'''

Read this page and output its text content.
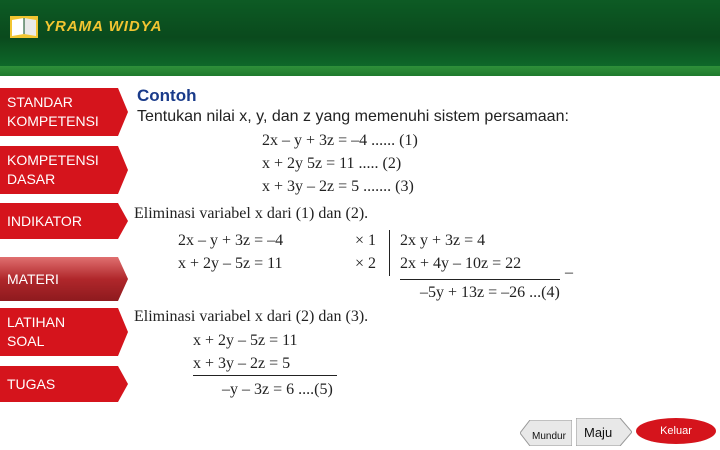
YRAMA WIDYA
STANDAR KOMPETENSI
KOMPETENSI DASAR
INDIKATOR
MATERI
LATIHAN SOAL
TUGAS
Contoh
Tentukan nilai x, y, dan z yang memenuhi sistem persamaan:
2x – y + 3z = –4 ...... (1)
x + 2y 5z = 11 ..... (2)
x + 3y – 2z = 5 ....... (3)
Eliminasi variabel x dari (1) dan (2).
2x – y + 3z = –4
x + 2y – 5z = 11
× 1
× 2
2x y + 3z = 4
2x + 4y – 10z = 22
–
–5y + 13z = –26 ...(4)
Eliminasi variabel x dari (2) dan (3).
x + 2y – 5z = 11
x + 3y – 2z = 5
–y – 3z = 6 ....(5)
$_{Mundur}$	$_{Maju}$	Keluar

'''

Job: With the pictures left out, transcribe the material exactly.

Result below:
Read this page and output its text content.
YRAMA WIDYA
STANDAR KOMPETENSI
KOMPETENSI DASAR
INDIKATOR
MATERI
LATIHAN SOAL
TUGAS
Contoh
Tentukan nilai x, y, dan z yang memenuhi sistem persamaan:
2x – y + 3z = –4 ...... (1)
x + 2y 5z = 11 ..... (2)
x + 3y – 2z = 5 ....... (3)
Eliminasi variabel x dari (1) dan (2).
2x – y + 3z = –4
x + 2y – 5z = 11
× 1
× 2
2x y + 3z = 4
2x + 4y – 10z = 22
–
–5y + 13z = –26 ...(4)
Eliminasi variabel x dari (2) dan (3).
x + 2y – 5z = 11
x + 3y – 2z = 5
–y – 3z = 6 ....(5)
$_{Mundur}$	$_{Maju}$	Keluar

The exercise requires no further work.